### Problem to work on
From the entries below, list each line with "this".

### Stored records
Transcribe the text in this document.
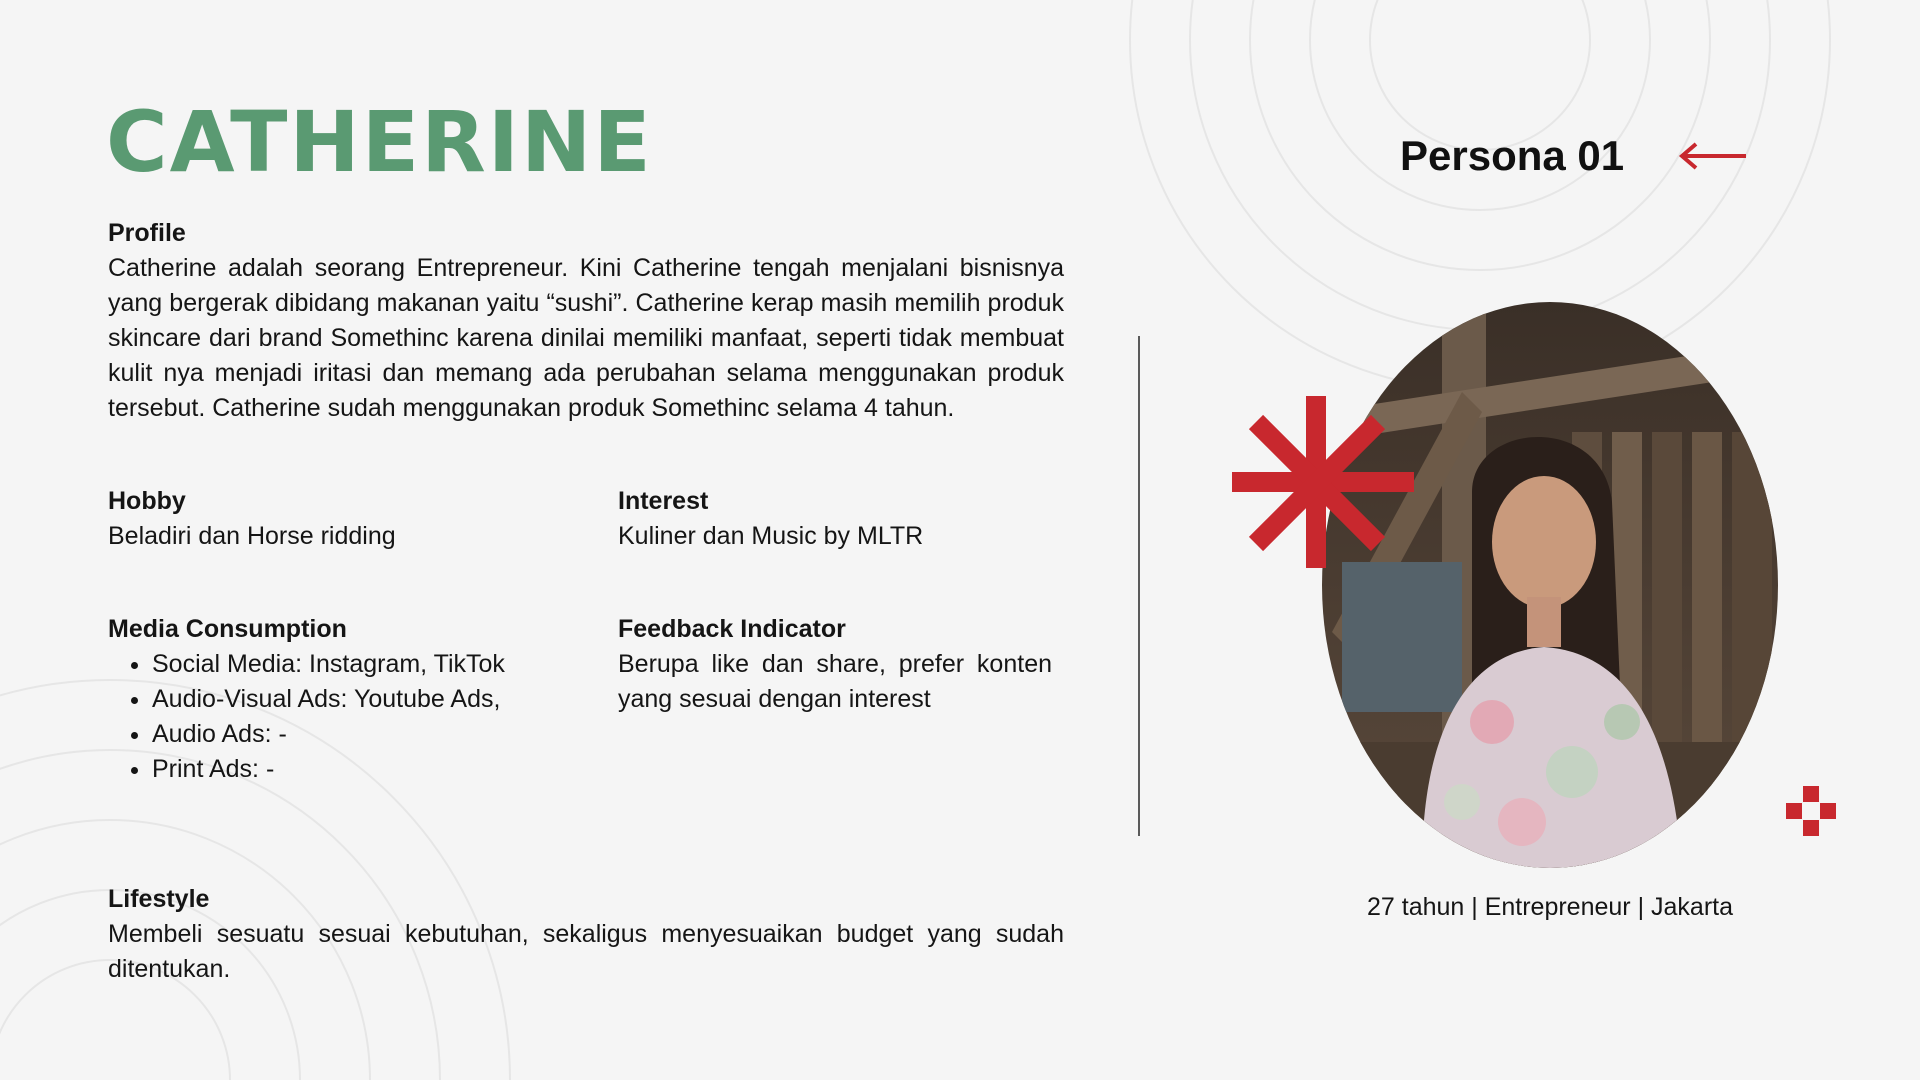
CATHERINE

Profile

Catherine adalah seorang Entrepreneur. Kini Catherine tengah menjalani bisnisnya yang bergerak dibidang makanan yaitu “sushi”. Catherine kerap masih memilih produk skincare dari brand Somethinc karena dinilai memiliki manfaat, seperti tidak membuat kulit nya menjadi iritasi dan memang ada perubahan selama menggunakan produk tersebut. Catherine sudah menggunakan produk Somethinc selama 4 tahun.

Hobby

Beladiri dan Horse ridding

Interest

Kuliner dan Music by MLTR

Media Consumption

• Social Media: Instagram, TikTok
• Audio-Visual Ads: Youtube Ads,
• Audio Ads: -
• Print Ads: -

Feedback Indicator

Berupa like dan share, prefer konten yang sesuai dengan interest

Lifestyle

Membeli sesuatu sesuai kebutuhan, sekaligus menyesuaikan budget yang sudah ditentukan.

Persona 01

27 tahun | Entrepreneur | Jakarta
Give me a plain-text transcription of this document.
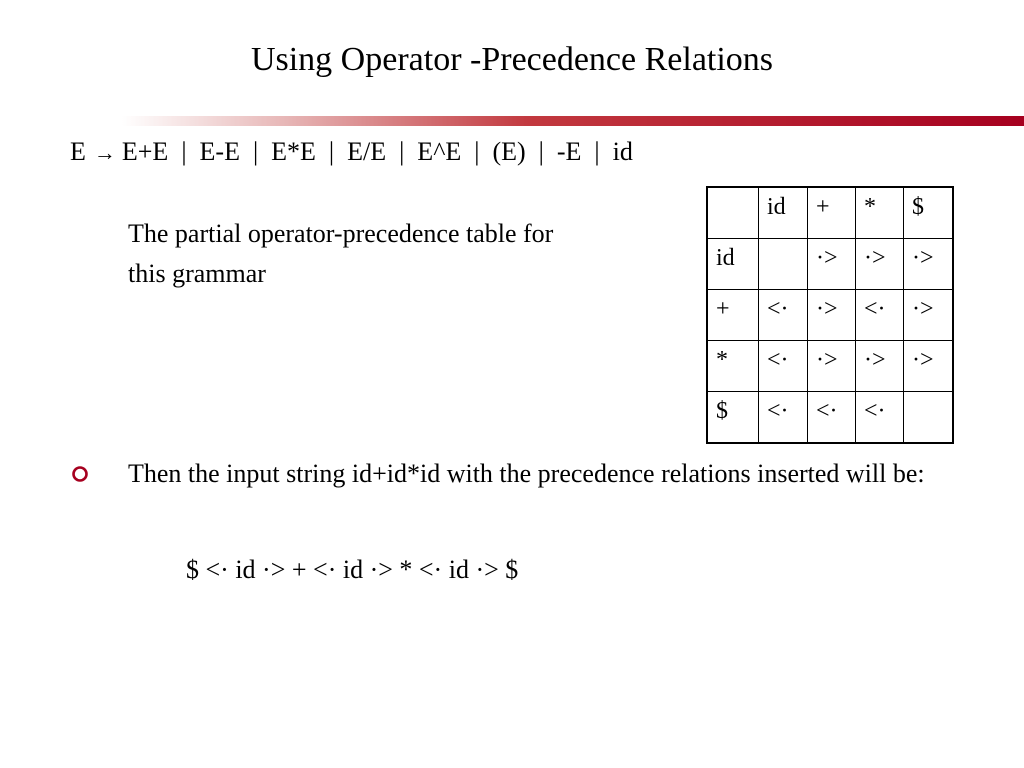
Using Operator -Precedence Relations
E → E+E  |  E-E  |  E*E  |  E/E  |  E^E  |  (E)  |  -E  |  id
The partial operator-precedence table for this grammar
	id	+	*	$
id		·>	·>	·>
+	<·	·>	<·	·>
*	<·	·>	·>	·>
$	<·	<·	<·	
Then the input string id+id*id with the precedence relations inserted will be:
$ <· id ·> + <· id ·> * <· id ·> $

### Exercise response
Transcribe the text in this document.
Give me a plain-text transcription of this document.
The partial operator-precedence table for this grammar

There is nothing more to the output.